> WHAT IS EXPECTED
Search the data below for the word "heading" and copy each line that holds it.

> ROWS
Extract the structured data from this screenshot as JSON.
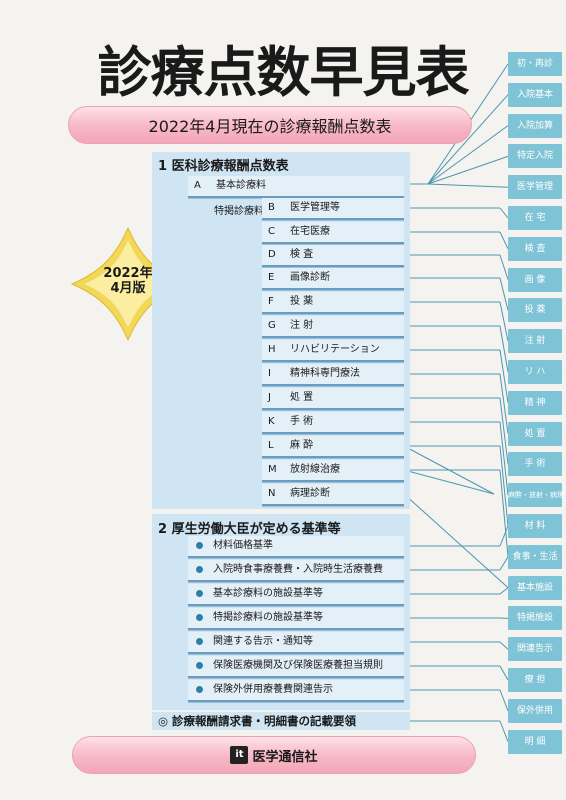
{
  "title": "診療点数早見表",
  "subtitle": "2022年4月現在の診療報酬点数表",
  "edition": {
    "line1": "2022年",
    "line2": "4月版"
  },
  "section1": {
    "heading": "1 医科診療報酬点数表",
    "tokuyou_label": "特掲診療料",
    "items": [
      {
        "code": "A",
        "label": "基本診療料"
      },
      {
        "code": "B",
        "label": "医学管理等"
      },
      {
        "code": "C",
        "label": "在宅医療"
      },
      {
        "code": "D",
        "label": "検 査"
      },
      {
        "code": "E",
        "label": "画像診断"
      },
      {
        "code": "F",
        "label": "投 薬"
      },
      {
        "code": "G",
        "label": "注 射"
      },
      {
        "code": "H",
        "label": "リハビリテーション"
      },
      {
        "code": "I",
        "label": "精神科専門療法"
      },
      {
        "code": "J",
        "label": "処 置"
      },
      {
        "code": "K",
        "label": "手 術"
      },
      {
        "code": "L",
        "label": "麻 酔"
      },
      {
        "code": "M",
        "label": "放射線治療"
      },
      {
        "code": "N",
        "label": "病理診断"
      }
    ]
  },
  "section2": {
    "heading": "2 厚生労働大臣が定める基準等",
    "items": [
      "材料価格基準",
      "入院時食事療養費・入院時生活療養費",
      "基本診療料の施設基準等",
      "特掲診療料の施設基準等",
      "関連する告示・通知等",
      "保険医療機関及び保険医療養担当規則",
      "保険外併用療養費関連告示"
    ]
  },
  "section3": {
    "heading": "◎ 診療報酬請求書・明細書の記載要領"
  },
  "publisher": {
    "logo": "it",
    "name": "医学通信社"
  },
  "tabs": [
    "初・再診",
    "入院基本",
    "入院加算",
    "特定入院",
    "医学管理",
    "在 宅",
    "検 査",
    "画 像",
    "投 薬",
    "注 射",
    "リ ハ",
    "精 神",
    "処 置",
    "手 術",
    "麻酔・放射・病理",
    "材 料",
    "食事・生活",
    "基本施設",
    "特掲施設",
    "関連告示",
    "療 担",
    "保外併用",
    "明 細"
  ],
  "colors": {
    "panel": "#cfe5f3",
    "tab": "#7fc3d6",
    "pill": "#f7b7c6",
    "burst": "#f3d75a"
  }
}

==

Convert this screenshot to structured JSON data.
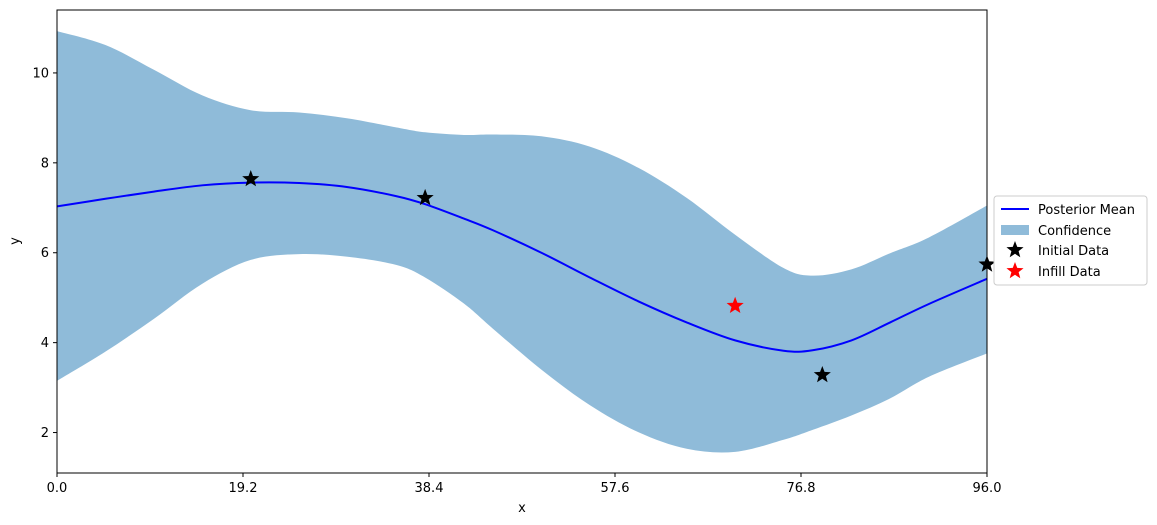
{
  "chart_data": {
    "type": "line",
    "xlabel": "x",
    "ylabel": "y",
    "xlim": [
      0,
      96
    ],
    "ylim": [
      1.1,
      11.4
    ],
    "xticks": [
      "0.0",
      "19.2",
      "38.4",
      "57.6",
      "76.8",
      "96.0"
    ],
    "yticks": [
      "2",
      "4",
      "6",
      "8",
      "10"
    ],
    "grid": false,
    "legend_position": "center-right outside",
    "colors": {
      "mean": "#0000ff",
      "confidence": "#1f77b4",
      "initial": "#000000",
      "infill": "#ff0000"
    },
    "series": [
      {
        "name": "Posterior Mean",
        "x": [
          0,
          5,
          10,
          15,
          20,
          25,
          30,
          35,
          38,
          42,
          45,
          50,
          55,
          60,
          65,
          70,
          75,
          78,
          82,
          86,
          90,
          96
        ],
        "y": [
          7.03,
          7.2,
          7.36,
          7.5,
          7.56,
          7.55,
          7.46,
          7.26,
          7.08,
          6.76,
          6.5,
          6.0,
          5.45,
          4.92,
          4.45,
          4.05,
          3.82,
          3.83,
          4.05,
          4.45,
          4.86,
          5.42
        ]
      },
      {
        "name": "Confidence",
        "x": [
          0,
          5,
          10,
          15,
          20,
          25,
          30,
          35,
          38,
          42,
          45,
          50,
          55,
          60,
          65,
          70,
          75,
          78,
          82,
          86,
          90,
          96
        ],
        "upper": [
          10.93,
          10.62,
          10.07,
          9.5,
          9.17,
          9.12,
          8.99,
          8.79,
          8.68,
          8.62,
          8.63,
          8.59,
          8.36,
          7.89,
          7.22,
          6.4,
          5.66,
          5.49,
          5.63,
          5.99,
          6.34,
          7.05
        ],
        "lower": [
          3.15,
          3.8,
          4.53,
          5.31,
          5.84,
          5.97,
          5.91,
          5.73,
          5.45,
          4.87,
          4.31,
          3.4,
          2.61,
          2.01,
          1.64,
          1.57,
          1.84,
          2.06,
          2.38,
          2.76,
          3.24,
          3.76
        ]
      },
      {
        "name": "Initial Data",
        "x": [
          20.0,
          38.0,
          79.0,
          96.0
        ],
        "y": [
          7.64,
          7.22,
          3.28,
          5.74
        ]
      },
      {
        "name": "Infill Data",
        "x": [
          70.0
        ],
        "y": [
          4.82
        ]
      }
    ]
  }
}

...

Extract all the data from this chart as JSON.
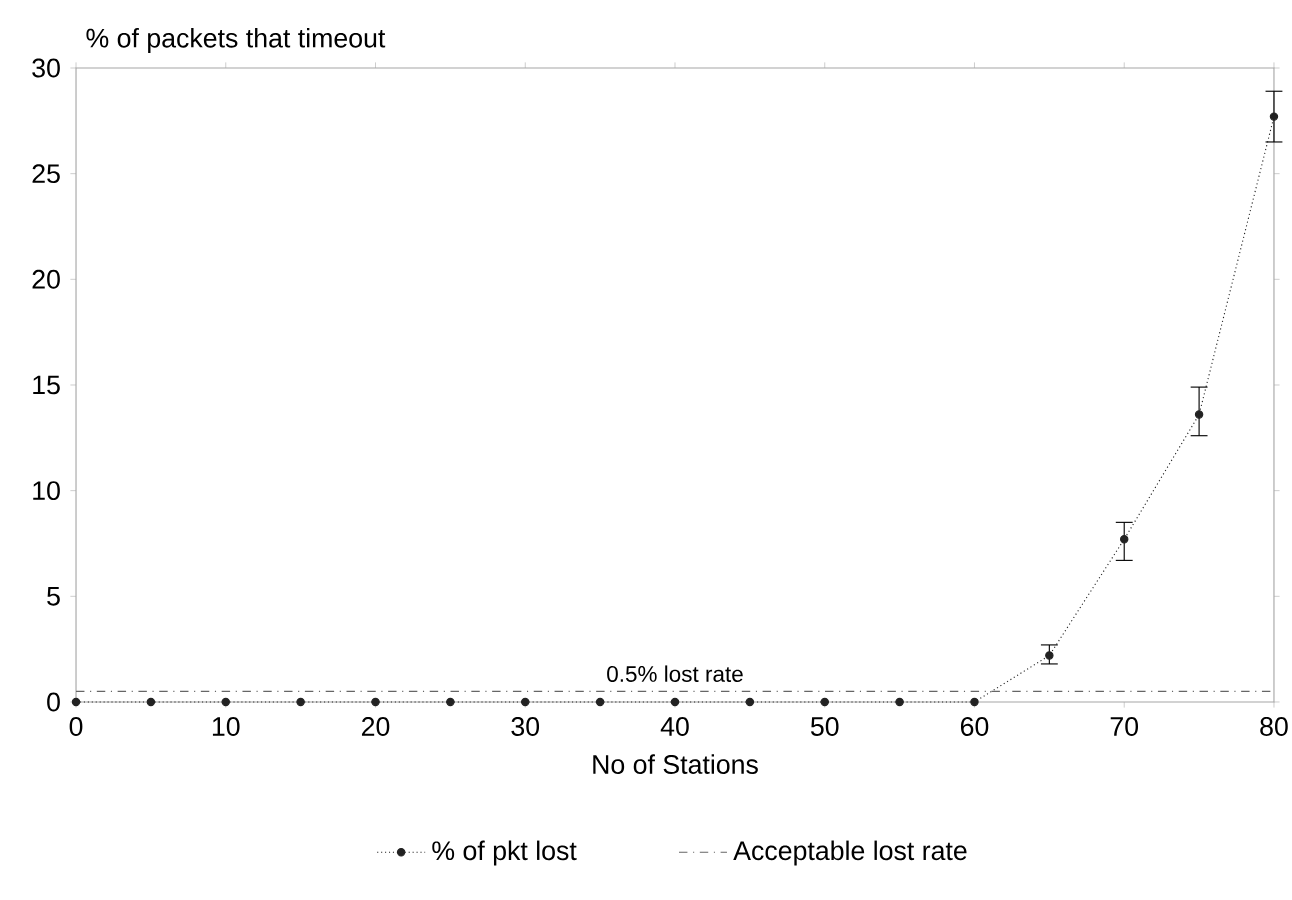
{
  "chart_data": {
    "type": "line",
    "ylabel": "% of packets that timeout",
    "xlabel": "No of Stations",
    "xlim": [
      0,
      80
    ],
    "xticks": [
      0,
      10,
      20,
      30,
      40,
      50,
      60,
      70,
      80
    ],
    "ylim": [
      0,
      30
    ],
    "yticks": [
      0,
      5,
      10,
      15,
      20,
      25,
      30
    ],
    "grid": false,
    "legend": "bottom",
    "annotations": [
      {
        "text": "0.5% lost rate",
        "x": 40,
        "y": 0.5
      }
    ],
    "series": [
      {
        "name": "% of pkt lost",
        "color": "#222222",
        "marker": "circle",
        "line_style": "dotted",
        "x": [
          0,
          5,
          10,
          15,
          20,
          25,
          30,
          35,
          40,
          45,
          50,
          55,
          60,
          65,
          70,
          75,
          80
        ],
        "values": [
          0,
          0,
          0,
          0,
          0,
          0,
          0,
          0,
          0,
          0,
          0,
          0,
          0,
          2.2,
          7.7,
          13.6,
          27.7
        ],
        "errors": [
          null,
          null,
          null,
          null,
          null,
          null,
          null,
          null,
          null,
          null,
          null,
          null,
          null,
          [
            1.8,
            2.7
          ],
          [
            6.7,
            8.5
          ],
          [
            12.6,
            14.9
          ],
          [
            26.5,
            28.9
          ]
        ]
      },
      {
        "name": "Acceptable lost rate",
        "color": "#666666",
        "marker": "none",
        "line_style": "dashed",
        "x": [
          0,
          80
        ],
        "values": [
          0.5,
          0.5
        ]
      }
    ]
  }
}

> IN RESPONSE
    "heading": "1 医科診療報酬点数表",
    "heading": "2 厚生労働大臣が定める基準等",
    "heading": "◎ 診療報酬請求書・明細書の記載要領"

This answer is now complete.